PROBLEM TO WORK ON:
Go through the listing and copy each line with the string "precipitaciones".

EXCERPTED DATA:
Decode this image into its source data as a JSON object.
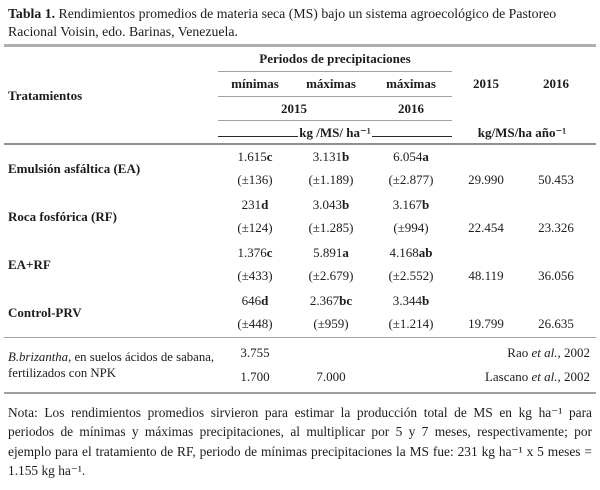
{
  "title": {
    "label": "Tabla 1.",
    "text": " Rendimientos promedios de materia seca (MS) bajo un sistema agroecológico de Pastoreo Racional Voisin, edo. Barinas, Venezuela."
  },
  "header": {
    "treatments": "Tratamientos",
    "periods_group": "Periodos de precipitaciones",
    "subcols": [
      "mínimas",
      "máximas",
      "máximas"
    ],
    "period_years": [
      "2015",
      "2016"
    ],
    "annual_years": [
      "2015",
      "2016"
    ],
    "units_precip": "kg /MS/ ha⁻¹",
    "units_annual": "kg/MS/ha año⁻¹"
  },
  "rows": [
    {
      "label": "Emulsión asfáltica (EA)",
      "cells": [
        {
          "v": "1.615",
          "sig": "c",
          "sd": "(±136)"
        },
        {
          "v": "3.131",
          "sig": "b",
          "sd": "(±1.189)"
        },
        {
          "v": "6.054",
          "sig": "a",
          "sd": "(±2.877)"
        }
      ],
      "annual": [
        "29.990",
        "50.453"
      ]
    },
    {
      "label": "Roca fosfórica (RF)",
      "cells": [
        {
          "v": "231",
          "sig": "d",
          "sd": "(±124)"
        },
        {
          "v": "3.043",
          "sig": "b",
          "sd": "(±1.285)"
        },
        {
          "v": "3.167",
          "sig": "b",
          "sd": "(±994)"
        }
      ],
      "annual": [
        "22.454",
        "23.326"
      ]
    },
    {
      "label": "EA+RF",
      "cells": [
        {
          "v": "1.376",
          "sig": "c",
          "sd": "(±433)"
        },
        {
          "v": "5.891",
          "sig": "a",
          "sd": "(±2.679)"
        },
        {
          "v": "4.168",
          "sig": "ab",
          "sd": "(±2.552)"
        }
      ],
      "annual": [
        "48.119",
        "36.056"
      ]
    },
    {
      "label": "Control-PRV",
      "cells": [
        {
          "v": "646",
          "sig": "d",
          "sd": "(±448)"
        },
        {
          "v": "2.367",
          "sig": "bc",
          "sd": "(±959)"
        },
        {
          "v": "3.344",
          "sig": "b",
          "sd": "(±1.214)"
        }
      ],
      "annual": [
        "19.799",
        "26.635"
      ]
    }
  ],
  "reference": {
    "label": {
      "italic": "B.brizantha,",
      "rest": " en suelos ácidos de sabana, fertilizados con NPK"
    },
    "rows": [
      {
        "minimas": "3.755",
        "maximas_2015": "",
        "citation": {
          "pre": "Rao ",
          "italic": "et al.",
          "post": ", 2002"
        }
      },
      {
        "minimas": "1.700",
        "maximas_2015": "7.000",
        "citation": {
          "pre": "Lascano ",
          "italic": "et al.",
          "post": ", 2002"
        }
      }
    ]
  },
  "note": "Nota: Los rendimientos promedios sirvieron para estimar la producción total de MS en kg ha⁻¹ para periodos de mínimas y máximas precipitaciones, al multiplicar por 5 y 7 meses, respectivamente; por ejemplo para el tratamiento de RF, periodo de mínimas precipitaciones la MS fue: 231 kg ha⁻¹ x 5 meses = 1.155 kg ha⁻¹.",
  "colors": {
    "background": "#ffffff",
    "text": "#1c1c1c",
    "rule_gray": "#9e9e9e"
  }
}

REPLY:
    "periods_group": "Periodos de precipitaciones",
  "note": "Nota: Los rendimientos promedios sirvieron para estimar la producción total de MS en kg ha⁻¹ para periodos de mínimas y máximas precipitaciones, al multiplicar por 5 y 7 meses, respectivamente; por ejemplo para el tratamiento de RF, periodo de mínimas precipitaciones la MS fue: 231 kg ha⁻¹ x 5 meses = 1.155 kg ha⁻¹.",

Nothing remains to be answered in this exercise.